What to do:
Wherever the string "touch" occurs in a line of these records, report that line.

Dataset records:
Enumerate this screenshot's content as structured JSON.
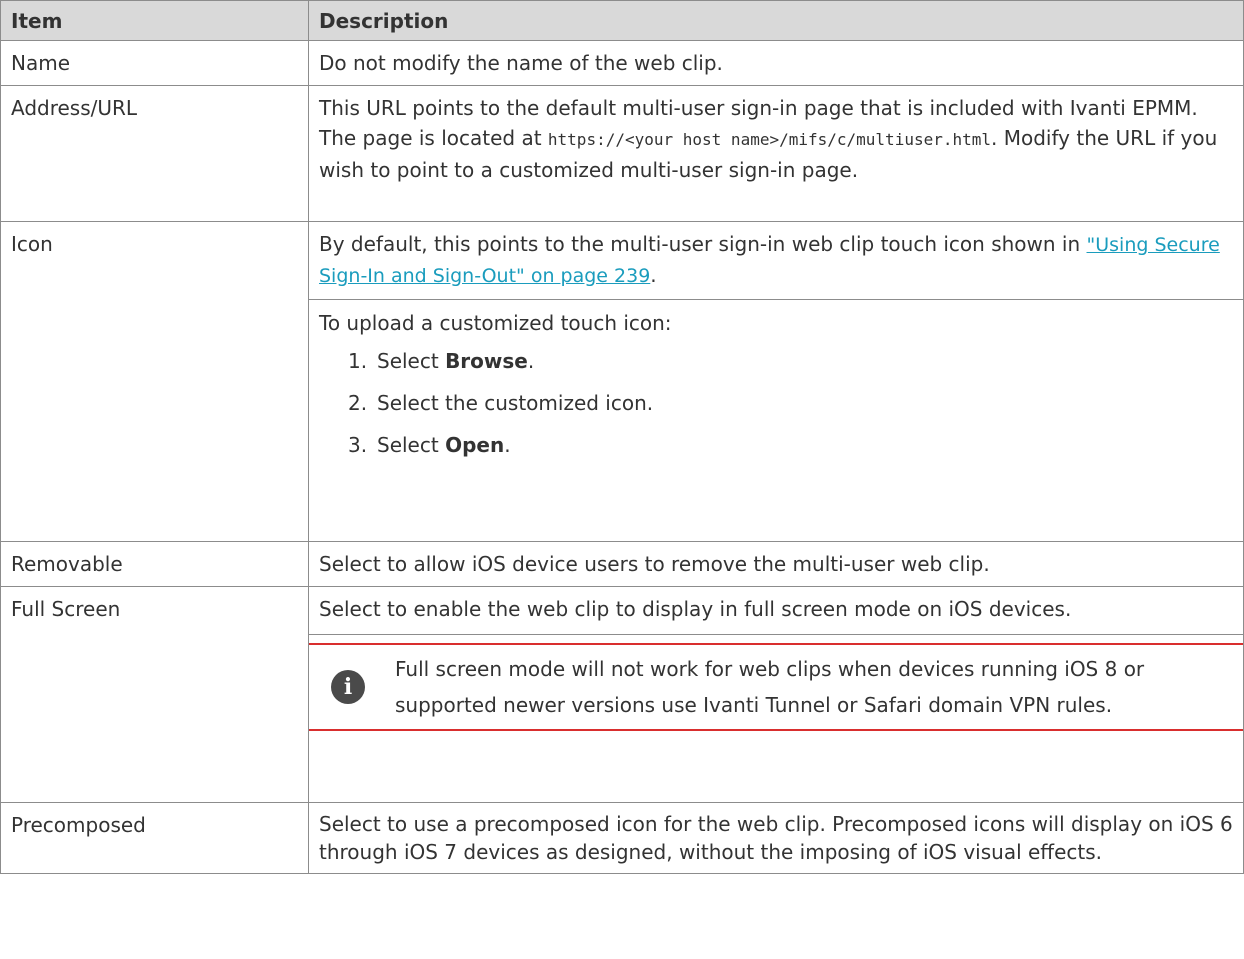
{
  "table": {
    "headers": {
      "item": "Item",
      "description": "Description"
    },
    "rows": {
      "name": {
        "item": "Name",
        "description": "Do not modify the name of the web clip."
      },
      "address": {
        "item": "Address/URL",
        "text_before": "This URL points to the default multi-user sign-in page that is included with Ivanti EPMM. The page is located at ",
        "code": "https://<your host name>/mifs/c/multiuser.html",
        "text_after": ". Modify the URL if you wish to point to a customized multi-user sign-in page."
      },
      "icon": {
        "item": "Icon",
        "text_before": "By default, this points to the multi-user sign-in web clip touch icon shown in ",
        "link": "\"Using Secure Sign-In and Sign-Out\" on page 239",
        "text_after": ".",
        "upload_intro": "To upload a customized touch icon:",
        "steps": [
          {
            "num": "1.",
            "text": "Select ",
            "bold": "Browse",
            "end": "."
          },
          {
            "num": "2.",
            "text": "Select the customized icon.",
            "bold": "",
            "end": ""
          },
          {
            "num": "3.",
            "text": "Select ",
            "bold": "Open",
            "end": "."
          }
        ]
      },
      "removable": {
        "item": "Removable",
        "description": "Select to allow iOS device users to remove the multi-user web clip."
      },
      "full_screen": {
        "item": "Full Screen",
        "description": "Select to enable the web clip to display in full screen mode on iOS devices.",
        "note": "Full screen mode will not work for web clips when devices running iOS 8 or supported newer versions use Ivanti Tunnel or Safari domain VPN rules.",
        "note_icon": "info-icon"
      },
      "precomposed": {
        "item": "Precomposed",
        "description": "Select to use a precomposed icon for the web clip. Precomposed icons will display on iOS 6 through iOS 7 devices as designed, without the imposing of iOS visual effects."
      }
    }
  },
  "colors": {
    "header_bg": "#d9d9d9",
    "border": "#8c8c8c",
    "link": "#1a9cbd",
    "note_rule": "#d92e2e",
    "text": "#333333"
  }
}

* * *

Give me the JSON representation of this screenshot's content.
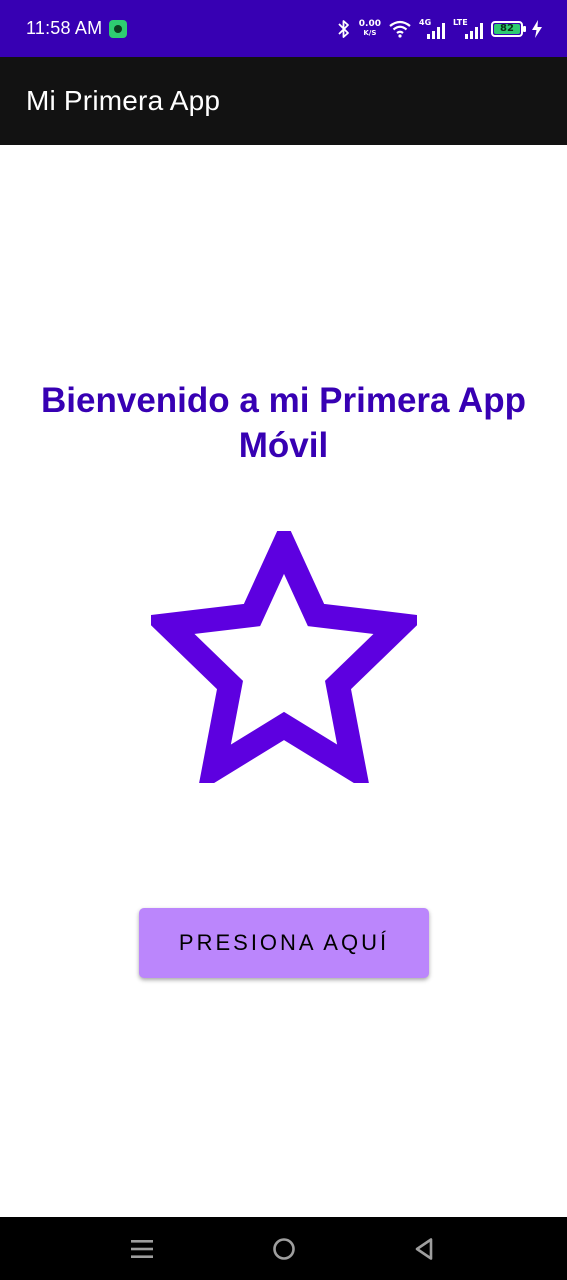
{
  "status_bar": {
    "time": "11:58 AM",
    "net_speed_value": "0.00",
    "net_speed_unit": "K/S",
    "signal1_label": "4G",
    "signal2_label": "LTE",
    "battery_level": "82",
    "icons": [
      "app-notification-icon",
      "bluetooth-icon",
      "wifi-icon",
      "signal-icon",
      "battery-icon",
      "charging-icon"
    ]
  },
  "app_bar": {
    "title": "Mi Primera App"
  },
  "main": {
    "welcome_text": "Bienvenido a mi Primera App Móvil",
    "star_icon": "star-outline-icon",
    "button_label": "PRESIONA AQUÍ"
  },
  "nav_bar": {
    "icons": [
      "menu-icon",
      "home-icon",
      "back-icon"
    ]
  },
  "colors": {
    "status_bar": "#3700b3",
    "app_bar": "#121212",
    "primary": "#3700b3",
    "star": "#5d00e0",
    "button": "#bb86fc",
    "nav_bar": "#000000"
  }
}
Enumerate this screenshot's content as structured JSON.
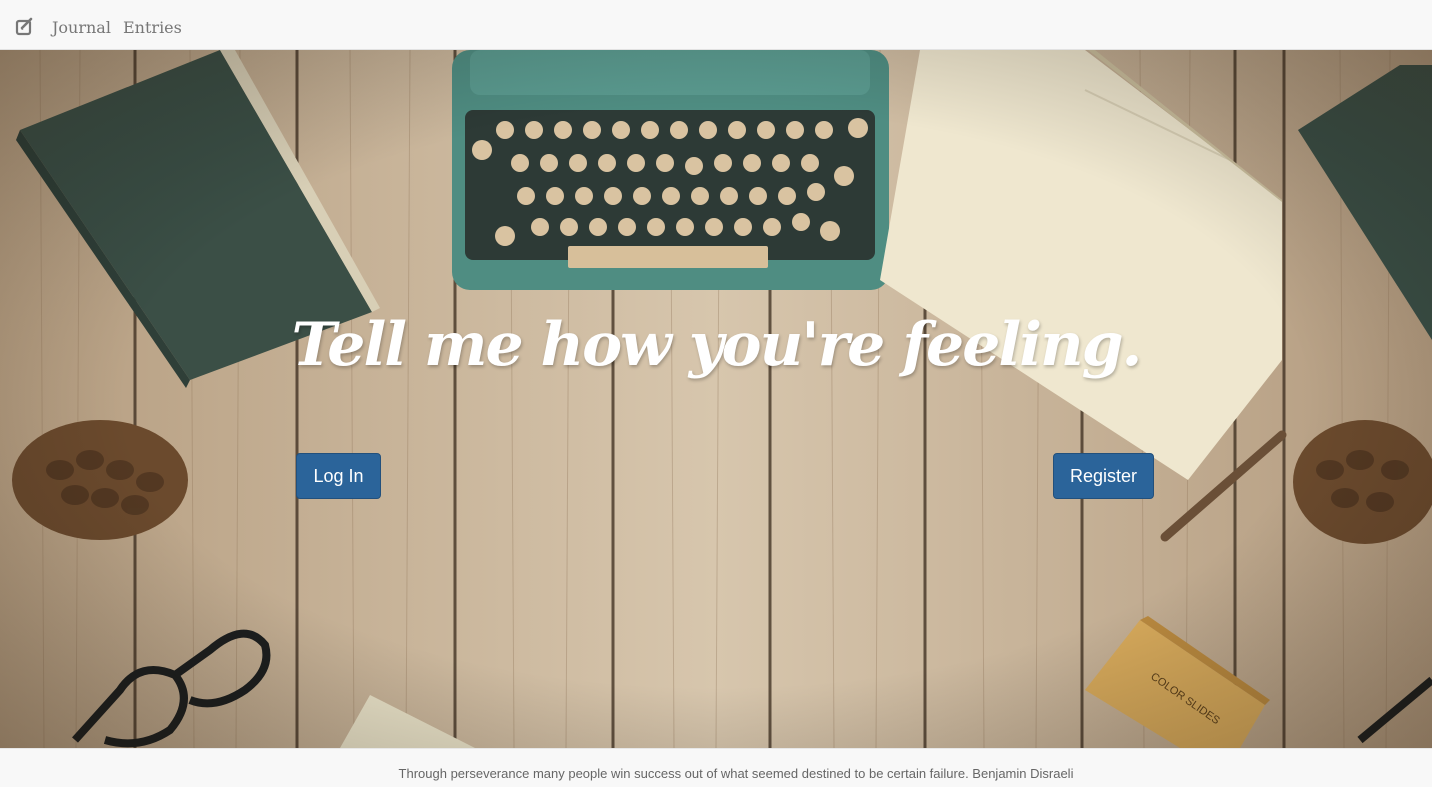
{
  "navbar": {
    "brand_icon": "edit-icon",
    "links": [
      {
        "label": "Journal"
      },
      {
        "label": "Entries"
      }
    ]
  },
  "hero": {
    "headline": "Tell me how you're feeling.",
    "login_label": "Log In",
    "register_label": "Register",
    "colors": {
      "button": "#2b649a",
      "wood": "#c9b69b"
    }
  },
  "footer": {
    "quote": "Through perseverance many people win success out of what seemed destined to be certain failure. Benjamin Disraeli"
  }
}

The answer:
        "text_before": "By default, this points to the multi-user sign-in web clip touch icon shown in ",
        "upload_intro": "To upload a customized touch icon:",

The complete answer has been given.